■ **WHAT THIS TASK INVOLVES**
Extract all lines that hold the string "Бумага".

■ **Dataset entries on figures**

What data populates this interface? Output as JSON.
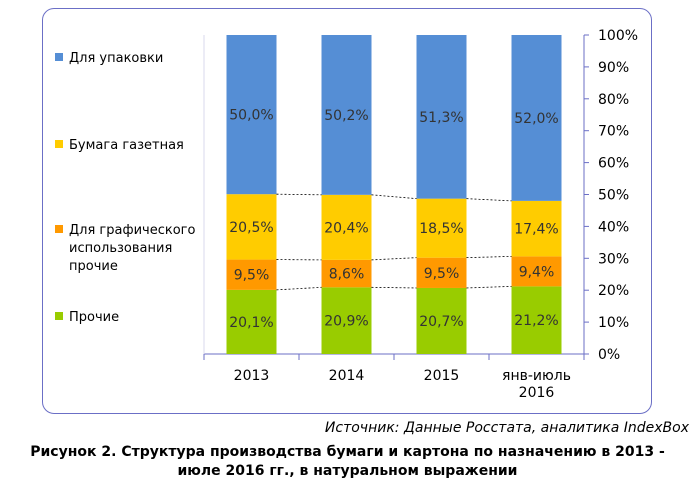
{
  "chart_data": {
    "type": "stacked_bar_100",
    "categories": [
      "2013",
      "2014",
      "2015",
      "янв-июль\n2016"
    ],
    "series": [
      {
        "name": "Прочие",
        "color": "#99cc00",
        "values": [
          20.1,
          20.9,
          20.7,
          21.2
        ],
        "labels": [
          "20,1%",
          "20,9%",
          "20,7%",
          "21,2%"
        ]
      },
      {
        "name": "Для графического\nиспользования\nпрочие",
        "color": "#ff9900",
        "values": [
          9.5,
          8.6,
          9.5,
          9.4
        ],
        "labels": [
          "9,5%",
          "8,6%",
          "9,5%",
          "9,4%"
        ]
      },
      {
        "name": "Бумага газетная",
        "color": "#ffcc00",
        "values": [
          20.5,
          20.4,
          18.5,
          17.4
        ],
        "labels": [
          "20,5%",
          "20,4%",
          "18,5%",
          "17,4%"
        ]
      },
      {
        "name": "Для упаковки",
        "color": "#558ed5",
        "values": [
          50.0,
          50.2,
          51.3,
          52.0
        ],
        "labels": [
          "50,0%",
          "50,2%",
          "51,3%",
          "52,0%"
        ]
      }
    ],
    "ylim": [
      0,
      100
    ],
    "yticks": [
      "0%",
      "10%",
      "20%",
      "30%",
      "40%",
      "50%",
      "60%",
      "70%",
      "80%",
      "90%",
      "100%"
    ],
    "legend_position": "left"
  },
  "legend": [
    {
      "label": "Для упаковки",
      "color": "#558ed5"
    },
    {
      "label": "Бумага газетная",
      "color": "#ffcc00"
    },
    {
      "label": "Для графического\nиспользования\nпрочие",
      "color": "#ff9900"
    },
    {
      "label": "Прочие",
      "color": "#99cc00"
    }
  ],
  "source": "Источник: Данные Росстата, аналитика IndexBox",
  "caption": {
    "line1": "Рисунок 2. Структура производства бумаги и картона по назначению в 2013 -",
    "line2": "июле 2016 гг., в натуральном выражении"
  }
}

■ **EXERCISE OUTPUT**
        "name": "Бумага газетная",
      "label": "Бумага газетная",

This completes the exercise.